Supplied text:
(All) Databases Are Just Files. Postgres Too

Dear reader: If you’re feeling an urge to comment solely based on the title, just be warned that too many have done so already. Some of the comments on r/programming and r/PostgreSQL are hilarious. More serious ones on lobste.rs.

SQLite and DuckDB have earned their popularity in the data world, and for good reason. I’m a big fan of both. Their appeal is simple: they’re just files. You can see, copy, and move them around like any other file.

Of course, all databases are “just files” at the end of the day. But you can’t exactly copy-paste a PostgreSQL cluster as you can with an SQLite file. That said, with a little effort, you can simplify the process and make PostgreSQL feel much more approachable.

Here’s my core belief: If you take the time to understand how the components of your database system fit together, not even the internals, just the external pieces—you’ll move faster, debug more effectively, and build more confident workflows. It only takes a small upfront investment in learning the basics and trusting that you’ll be able to build on that foundation over time.

Veil of Ignorance

Most people install PostgreSQL through a package manager—sudo apt install postgresql-17—and promptly forget about it. It becomes a kind of black box: a service you interact with via psql, but rarely configure, inspect, or move. When something doesn’t work—say, a permissions issue—they just type sudo —u postgres and hope it goes away.

Another common approach is to spin up PostgreSQL in Docker containers. That works, of course, but in my experience, the tooling can be clunky and verbose for day-to-day development.

But it’s that casual sudo that does the most damage, not just because it can be destructive, But because it reinforces a layer of detachment between you and the system.

What I’ve learned is that if you’re willing to peel back that layer and start doing a few things manually, your data workflows get a lot smoother.

Goal 1: In the entries, swap "toggle" for "switch" in everything from the line containing "end-cut-vertical-toggle[interactable] — [256, 600, 282, 623]" down to the line containing "end-label: End: — [222, 584, 245, 596]", leaving all else unchanged, and give back only those lines.

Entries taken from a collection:
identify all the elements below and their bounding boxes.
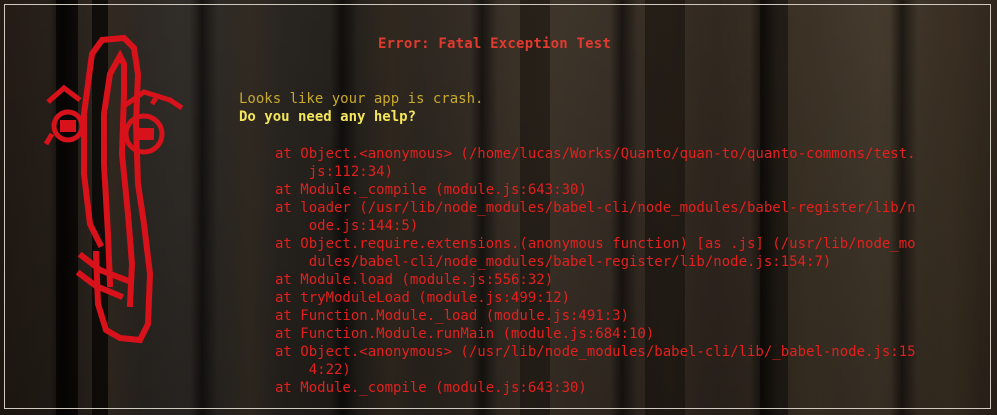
stack-line: js:112:34) [275, 164, 394, 180]
stack-line: at Module.load (module.js:556:32) [275, 272, 554, 288]
stack-line: at tryModuleLoad (module.js:499:12) [275, 290, 571, 306]
stack-line: at Object.<anonymous> (/usr/lib/node_mod… [275, 344, 916, 360]
stack-line: dules/babel-cli/node_modules/babel-regis… [275, 254, 832, 270]
stack-line: at Object.require.extensions.(anonymous … [275, 236, 916, 252]
crash-message: Looks like your app is crash. [239, 91, 484, 107]
stack-line: ode.js:144:5) [275, 218, 419, 234]
stack-line: at loader (/usr/lib/node_modules/babel-c… [275, 200, 916, 216]
stack-line: at Function.Module._load (module.js:491:… [275, 308, 630, 324]
help-prompt: Do you need any help? [239, 109, 417, 125]
stack-line: at Object.<anonymous> (/home/lucas/Works… [275, 146, 916, 162]
stack-trace: at Object.<anonymous> (/home/lucas/Works… [275, 145, 975, 397]
paperclip-mascot-icon [43, 34, 184, 344]
stack-line: 4:22) [275, 362, 351, 378]
stack-line: at Module._compile (module.js:643:30) [275, 380, 587, 396]
stack-line: at Module._compile (module.js:643:30) [275, 182, 587, 198]
stack-line: at Function.Module.runMain (module.js:68… [275, 326, 655, 342]
error-title: Error: Fatal Exception Test [378, 36, 611, 52]
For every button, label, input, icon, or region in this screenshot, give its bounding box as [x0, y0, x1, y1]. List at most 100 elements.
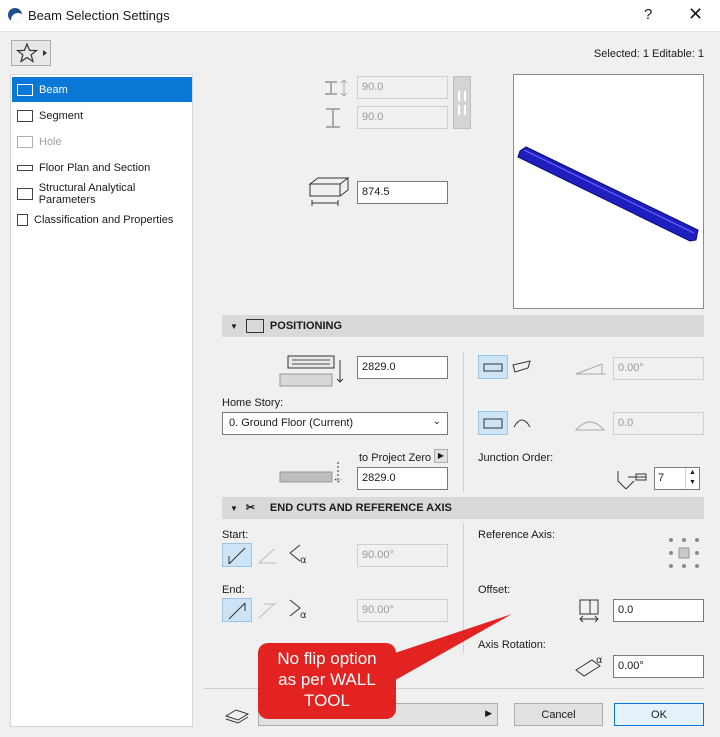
end-cut-vertical-toggle[interactable] — [256, 600, 282, 623]
start-cut-custom-toggle[interactable]: α — [286, 543, 314, 570]
classification-icon — [17, 213, 28, 226]
layer-icon — [224, 709, 250, 724]
offset-icon — [579, 599, 599, 623]
svg-text:α: α — [300, 555, 307, 566]
help-button[interactable]: ? — [644, 6, 652, 23]
slanted-beam-toggle[interactable] — [508, 355, 538, 379]
app-icon — [8, 8, 22, 22]
axis-rotation-icon: α — [575, 655, 603, 677]
junction-order-icon — [617, 471, 647, 490]
sidebar-item-classification[interactable]: Classification and Properties — [12, 207, 192, 232]
straight-beam-icon — [483, 418, 503, 429]
hole-icon — [17, 135, 33, 148]
segment-icon — [17, 109, 33, 122]
junction-order-label: Junction Order: — [478, 452, 554, 464]
junction-order-value: 7 — [658, 472, 665, 484]
project-zero-label: to Project Zero — [359, 452, 432, 464]
sidebar-item-structural[interactable]: Structural Analytical Parameters — [12, 181, 192, 206]
curvature-icon — [574, 421, 606, 431]
annotation-callout: No flip option as per WALL TOOL — [258, 643, 396, 719]
width-icon — [325, 79, 348, 97]
chain-link-icon[interactable] — [453, 76, 471, 129]
svg-text:α: α — [596, 655, 603, 666]
sidebar-item-hole: Hole — [12, 129, 192, 154]
custom-angle-cut-icon: α — [289, 599, 307, 621]
chevron-down-icon: ⌄ — [432, 416, 441, 427]
stepper-arrows-icon[interactable]: ▲ ▼ — [685, 468, 699, 489]
beam-width-field[interactable]: 90.0 — [357, 76, 448, 99]
end-label: End: — [222, 584, 245, 596]
curved-beam-toggle[interactable] — [508, 411, 538, 435]
end-cut-perpendicular-toggle[interactable] — [222, 598, 252, 622]
home-story-label: Home Story: — [222, 397, 284, 409]
collapse-icon: ▼ — [230, 321, 238, 331]
sidebar-item-label: Hole — [39, 135, 62, 148]
sidebar-item-label: Classification and Properties — [34, 213, 174, 226]
beam-length-field[interactable]: 874.5 — [357, 181, 448, 204]
window-title: Beam Selection Settings — [28, 8, 170, 23]
axis-rotation-field[interactable]: 0.00° — [613, 655, 704, 678]
title-bar: Beam Selection Settings ? ✕ — [0, 0, 720, 32]
ok-button[interactable]: OK — [614, 703, 704, 726]
section-title: END CUTS AND REFERENCE AXIS — [269, 502, 452, 514]
custom-angle-cut-icon: α — [289, 544, 307, 566]
floorplan-icon — [17, 164, 33, 171]
callout-line: No flip option — [277, 649, 377, 668]
project-zero-menu-button[interactable]: ▶ — [434, 449, 448, 463]
close-button[interactable]: ✕ — [688, 4, 703, 25]
sidebar-item-segment[interactable]: Segment — [12, 103, 192, 128]
height-icon — [326, 108, 340, 128]
star-icon — [15, 42, 47, 63]
start-cut-perpendicular-toggle[interactable] — [222, 543, 252, 567]
start-angle-field[interactable]: 90.00° — [357, 544, 448, 567]
sidebar-item-label: Beam — [39, 83, 68, 96]
offset-field[interactable]: 0.0 — [613, 599, 704, 622]
sidebar-item-label: Segment — [39, 109, 84, 122]
straight-beam-toggle[interactable] — [478, 411, 508, 435]
offset-label: Offset: — [478, 584, 511, 596]
reference-axis-grid-icon — [669, 538, 699, 568]
home-story-select[interactable]: 0. Ground Floor (Current) ⌄ — [222, 412, 448, 435]
scissors-icon: ✂ — [245, 502, 256, 514]
positioning-section-header[interactable]: ▼ POSITIONING — [222, 315, 704, 337]
sidebar-item-floor-plan[interactable]: Floor Plan and Section — [12, 155, 192, 180]
svg-text:α: α — [300, 610, 307, 621]
chevron-right-icon: ▶ — [485, 708, 492, 718]
end-cuts-section-header[interactable]: ▼ ✂ END CUTS AND REFERENCE AXIS — [222, 497, 704, 519]
beam-icon — [17, 83, 33, 96]
favorites-button[interactable] — [11, 40, 51, 66]
horizontal-beam-icon — [483, 363, 503, 372]
column-divider — [463, 352, 464, 492]
project-zero-icon — [279, 462, 342, 483]
elevation-field[interactable]: 2829.0 — [357, 356, 448, 379]
perpendicular-cut-icon — [228, 602, 246, 620]
sidebar-item-label: Floor Plan and Section — [39, 161, 151, 174]
section-title: POSITIONING — [269, 320, 343, 332]
sidebar-item-beam[interactable]: Beam — [12, 77, 192, 102]
structural-icon — [17, 187, 33, 200]
beam-3d-preview — [517, 146, 699, 242]
positioning-icon — [245, 319, 264, 333]
callout-line: as per WALL — [278, 670, 376, 689]
end-cut-custom-toggle[interactable]: α — [286, 598, 314, 625]
start-label: Start: — [222, 529, 249, 541]
beam-length-icon — [308, 177, 350, 206]
collapse-icon: ▼ — [230, 503, 238, 513]
horizontal-beam-toggle[interactable] — [478, 355, 508, 379]
project-zero-field[interactable]: 2829.0 — [357, 467, 448, 490]
elevation-icon — [279, 355, 344, 387]
cancel-button[interactable]: Cancel — [514, 703, 603, 726]
vertical-cut-icon — [258, 603, 276, 619]
sidebar-item-label: Structural Analytical Parameters — [38, 181, 136, 206]
sidebar: Beam Segment Hole Floor Plan and Section… — [10, 74, 193, 727]
selection-info: Selected: 1 Editable: 1 — [593, 48, 704, 60]
start-cut-vertical-toggle[interactable] — [256, 545, 282, 568]
beam-height-field[interactable]: 90.0 — [357, 106, 448, 129]
slanted-beam-icon — [512, 360, 531, 373]
reference-axis-grid[interactable] — [668, 537, 700, 569]
slant-angle-field[interactable]: 0.00° — [613, 357, 704, 380]
beam-preview[interactable] — [513, 74, 704, 309]
junction-order-stepper[interactable]: 7 ▲ ▼ — [654, 467, 700, 490]
callout-pointer — [380, 614, 512, 682]
curvature-field[interactable]: 0.0 — [613, 412, 704, 435]
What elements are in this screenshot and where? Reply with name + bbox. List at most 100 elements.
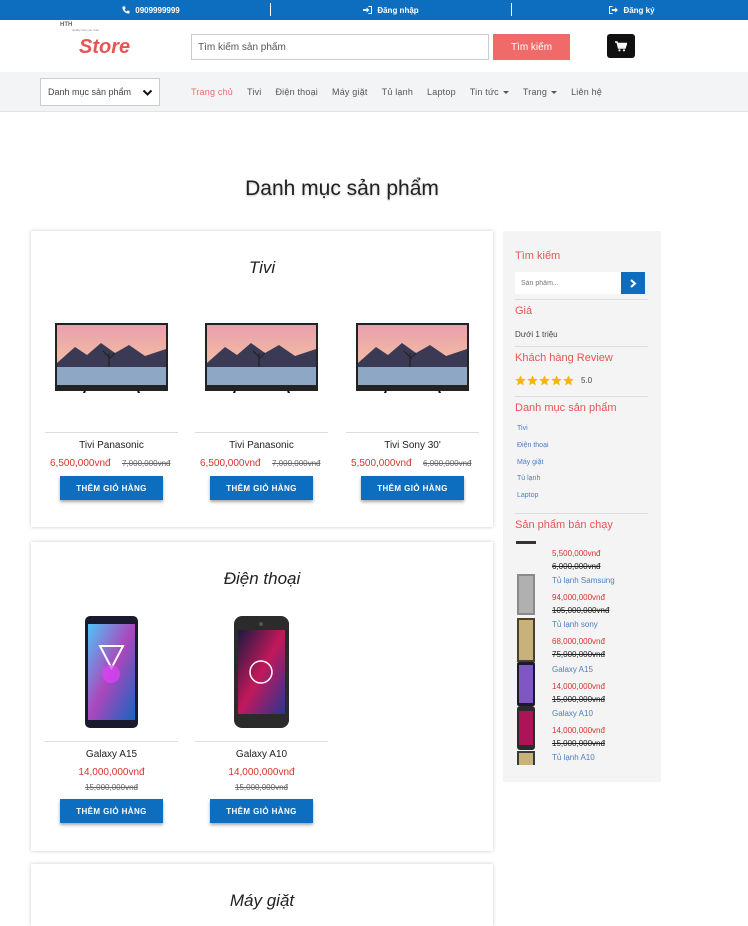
product-name[interactable]: Galaxy A15	[45, 749, 178, 760]
product-price: 14,000,000vnđ	[78, 767, 145, 778]
section-tivi: Tivi Tivi Panasonic 6,500,000vnđ 7,000,0…	[31, 231, 493, 527]
header: HTH quality that you trust Store Tìm kiế…	[0, 20, 748, 72]
nav-home[interactable]: Trang chủ	[191, 87, 233, 97]
bestseller-old-price: 105,000,000vnđ	[552, 606, 610, 615]
phone-number: 0909999999	[135, 5, 180, 15]
add-to-cart-button[interactable]: THÊM GIỎ HÀNG	[361, 476, 464, 500]
star-icon	[563, 375, 574, 386]
product-image-tv[interactable]	[195, 323, 328, 393]
bestseller-name[interactable]: Tủ lạnh Samsung	[552, 576, 615, 585]
product-price: 14,000,000vnđ	[228, 767, 295, 778]
search-button[interactable]: Tìm kiếm	[493, 34, 570, 60]
sidebar-category-link[interactable]: Laptop	[517, 492, 538, 499]
login-icon	[363, 6, 373, 14]
login-link[interactable]: Đăng nhập	[271, 0, 511, 20]
bestseller-old-price: 75,000,000vnđ	[552, 650, 605, 659]
divider	[195, 432, 328, 433]
product-price: 5,500,000vnđ	[351, 458, 412, 469]
divider	[515, 396, 648, 397]
product-price: 6,500,000vnđ	[200, 458, 261, 469]
product-image-tv[interactable]	[45, 323, 178, 393]
product-old-price: 7,000,000vnđ	[272, 459, 321, 468]
product-old-price: 7,000,000vnđ	[122, 459, 171, 468]
nav-news[interactable]: Tin tức	[470, 87, 509, 97]
category-dropdown[interactable]: Danh mục sản phẩm	[40, 78, 160, 106]
sidebar-search-input[interactable]	[515, 272, 621, 294]
section-title: Máy giặt	[229, 891, 295, 910]
cart-icon	[615, 40, 627, 51]
nav-fridges[interactable]: Tủ lạnh	[382, 87, 413, 97]
bestseller-name[interactable]: Galaxy A10	[552, 709, 593, 718]
sidebar-category-link[interactable]: Tivi	[517, 425, 528, 432]
product-old-price: 15,000,000vnđ	[85, 783, 138, 792]
add-to-cart-button[interactable]: THÊM GIỎ HÀNG	[210, 799, 313, 823]
bestseller-image-phone[interactable]	[516, 662, 536, 706]
sidebar-category-link[interactable]: Máy giặt	[517, 459, 543, 466]
bestseller-price: 5,500,000vnđ	[552, 549, 601, 558]
bestseller-image-fridge[interactable]	[516, 618, 536, 662]
caret-down-icon	[551, 91, 558, 95]
star-icon	[515, 375, 526, 386]
product-name[interactable]: Galaxy A10	[195, 749, 328, 760]
login-label: Đăng nhập	[377, 5, 419, 15]
nav-pages[interactable]: Trang	[523, 87, 558, 97]
section-phones: Điện thoại Galaxy A15 14,000,000vnđ 15,0…	[31, 542, 493, 851]
sidebar: Tìm kiếm Giá Dưới 1 triệu Khách hàng Rev…	[503, 231, 661, 782]
sidebar-category-link[interactable]: Tủ lạnh	[517, 475, 540, 482]
bestseller-old-price: 15,000,000vnđ	[552, 739, 605, 748]
product-name[interactable]: Tivi Panasonic	[45, 440, 178, 451]
page-title: Danh mục sản phẩm	[245, 177, 439, 200]
logout-icon	[609, 6, 619, 14]
section-title: Tivi	[248, 258, 276, 277]
phone-contact[interactable]: 0909999999	[31, 0, 271, 20]
nav-laptop[interactable]: Laptop	[427, 87, 456, 97]
divider	[515, 346, 648, 347]
bestseller-price: 14,000,000vnđ	[552, 682, 605, 691]
product-image-tv[interactable]	[346, 323, 479, 393]
product-name[interactable]: Tivi Sony 30'	[346, 440, 479, 451]
product-old-price: 6,000,000vnđ	[423, 459, 472, 468]
rating-stars: 5.0	[515, 375, 592, 386]
section-washing-machines: Máy giặt	[31, 864, 493, 926]
bestseller-image[interactable]	[516, 751, 536, 765]
bestseller-name[interactable]: Tủ lạnh A10	[552, 753, 595, 762]
star-icon	[551, 375, 562, 386]
nav-news-label: Tin tức	[469, 87, 499, 97]
search-input[interactable]	[191, 34, 489, 60]
add-to-cart-button[interactable]: THÊM GIỎ HÀNG	[60, 476, 163, 500]
nav-contact[interactable]: Liên hệ	[571, 87, 602, 97]
product-price: 6,500,000vnđ	[50, 458, 111, 469]
nav-links: Trang chủ Tivi Điện thoại Máy giặt Tủ lạ…	[191, 72, 616, 112]
nav-tivi[interactable]: Tivi	[247, 87, 261, 97]
bestseller-image-phone[interactable]	[516, 706, 536, 750]
product-image-phone[interactable]	[195, 616, 328, 728]
register-link[interactable]: Đăng ký	[512, 0, 748, 20]
divider	[515, 513, 648, 514]
bestseller-name[interactable]: Tủ lạnh sony	[552, 620, 598, 629]
product-name[interactable]: Tivi Panasonic	[195, 440, 328, 451]
product-old-price: 15,000,000vnđ	[235, 783, 288, 792]
bestseller-title: Sản phẩm bán chạy	[515, 519, 613, 531]
logo-brand: HTH	[60, 22, 73, 28]
nav-washing-machines[interactable]: Máy giặt	[332, 87, 368, 97]
chevron-right-icon	[630, 278, 637, 288]
bestseller-image-fridge[interactable]	[516, 574, 536, 615]
cart-button[interactable]	[607, 34, 635, 58]
price-filter-option[interactable]: Dưới 1 triệu	[515, 330, 558, 339]
section-title: Điện thoại	[223, 569, 301, 588]
logo-tagline: quality that you trust	[72, 28, 99, 32]
store-logo[interactable]: HTH quality that you trust Store	[58, 20, 138, 64]
product-image-phone[interactable]	[45, 616, 178, 728]
review-title: Khách hàng Review	[515, 352, 613, 364]
bestseller-name[interactable]: Galaxy A15	[552, 665, 593, 674]
add-to-cart-button[interactable]: THÊM GIỎ HÀNG	[210, 476, 313, 500]
divider	[45, 741, 178, 742]
star-icon	[539, 375, 550, 386]
nav-phones[interactable]: Điện thoại	[275, 87, 318, 97]
divider	[45, 432, 178, 433]
sidebar-search-title: Tìm kiếm	[515, 250, 561, 262]
sidebar-category-link[interactable]: Điện thoại	[517, 442, 549, 449]
bestseller-image[interactable]	[516, 541, 536, 545]
add-to-cart-button[interactable]: THÊM GIỎ HÀNG	[60, 799, 163, 823]
sidebar-search-button[interactable]	[621, 272, 645, 294]
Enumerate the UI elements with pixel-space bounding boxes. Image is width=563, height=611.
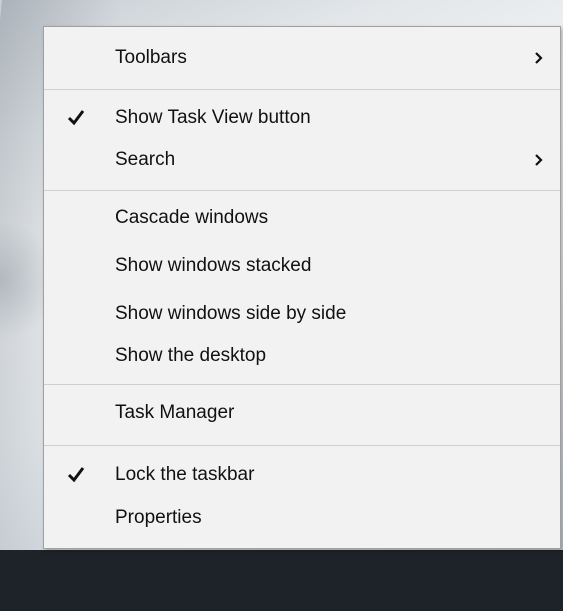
- menu-item-search[interactable]: Search: [44, 143, 560, 177]
- menu-item-label: Properties: [115, 507, 202, 528]
- menu-item-label: Show windows side by side: [115, 303, 347, 324]
- menu-item-label: Task Manager: [115, 402, 235, 423]
- taskbar-context-menu: Toolbars Show Task View button Search Ca…: [43, 26, 561, 549]
- menu-item-toolbars[interactable]: Toolbars: [44, 41, 560, 75]
- menu-item-show-windows-side-by-side[interactable]: Show windows side by side: [44, 297, 560, 331]
- menu-item-show-the-desktop[interactable]: Show the desktop: [44, 339, 560, 373]
- menu-item-lock-the-taskbar[interactable]: Lock the taskbar: [44, 458, 560, 492]
- menu-item-show-task-view-button[interactable]: Show Task View button: [44, 101, 560, 135]
- chevron-right-icon: [535, 52, 543, 64]
- checkmark-icon: [67, 110, 85, 126]
- menu-item-label: Show the desktop: [115, 345, 267, 366]
- menu-item-label: Show windows stacked: [115, 255, 312, 276]
- taskbar[interactable]: [0, 550, 563, 611]
- menu-separator: [44, 89, 560, 90]
- menu-item-task-manager[interactable]: Task Manager: [44, 396, 560, 430]
- chevron-right-icon: [535, 154, 543, 166]
- menu-item-label: Lock the taskbar: [115, 464, 255, 485]
- menu-separator: [44, 445, 560, 446]
- menu-item-show-windows-stacked[interactable]: Show windows stacked: [44, 249, 560, 283]
- menu-item-cascade-windows[interactable]: Cascade windows: [44, 201, 560, 235]
- checkmark-icon: [67, 467, 85, 483]
- menu-item-label: Toolbars: [115, 47, 187, 68]
- menu-separator: [44, 384, 560, 385]
- menu-item-label: Show Task View button: [115, 107, 311, 128]
- menu-item-label: Cascade windows: [115, 207, 269, 228]
- menu-item-properties[interactable]: Properties: [44, 501, 560, 535]
- menu-item-label: Search: [115, 149, 176, 170]
- menu-separator: [44, 190, 560, 191]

Goal 2: From the text on PostgreSQL as files, set down everything from "Dear reader: If" down to "any other file." word for word.

Exercise result 1:
end-cut-vertical-switch[interactable] — [256, 600, 282, 623]
start-cut-custom-switch[interactable]: α — [286, 543, 314, 570]
classification-icon — [17, 213, 28, 226]
layer-icon — [224, 709, 250, 724]
offset-icon — [579, 599, 599, 623]
svg-text:α: α — [300, 555, 307, 566]
help-button[interactable]: ? — [644, 6, 652, 23]
slanted-beam-switch[interactable] — [508, 355, 538, 379]
app-icon — [8, 8, 22, 22]
axis-rotation-icon: α — [575, 655, 603, 677]
junction-order-icon — [617, 471, 647, 490]
sidebar-item-classification[interactable]: Classification and Properties — [12, 207, 192, 232]
straight-beam-icon — [483, 418, 503, 429]
hole-icon — [17, 135, 33, 148]
segment-icon — [17, 109, 33, 122]
junction-order-label: Junction Order: — [478, 452, 554, 464]
junction-order-value: 7 — [658, 472, 665, 484]
project-zero-label: to Project Zero — [359, 452, 432, 464]
sidebar-item-structural[interactable]: Structural Analytical Parameters — [12, 181, 192, 206]
curvature-icon — [574, 421, 606, 431]
annotation-callout: No flip option as per WALL TOOL — [258, 643, 396, 719]
width-icon — [325, 79, 348, 97]
chain-link-icon[interactable] — [453, 76, 471, 129]
svg-text:α: α — [596, 655, 603, 666]
sidebar-item-hole: Hole — [12, 129, 192, 154]
custom-angle-cut-icon: α — [289, 599, 307, 621]
chevron-down-icon: ⌄ — [432, 416, 441, 427]
stepper-arrows-icon[interactable]: ▲ ▼ — [685, 468, 699, 489]
beam-width-field[interactable]: 90.0 — [357, 76, 448, 99]
end-label: End: — [222, 584, 245, 596]

Exercise result 2:
Dear reader: If you’re feeling an urge to comment solely based on the title, just be warned that too many have done so already. Some of the comments on r/programming and r/PostgreSQL are hilarious. More serious ones on lobste.rs.

SQLite and DuckDB have earned their popularity in the data world, and for good reason. I’m a big fan of both. Their appeal is simple: they’re just files. You can see, copy, and move them around like any other file.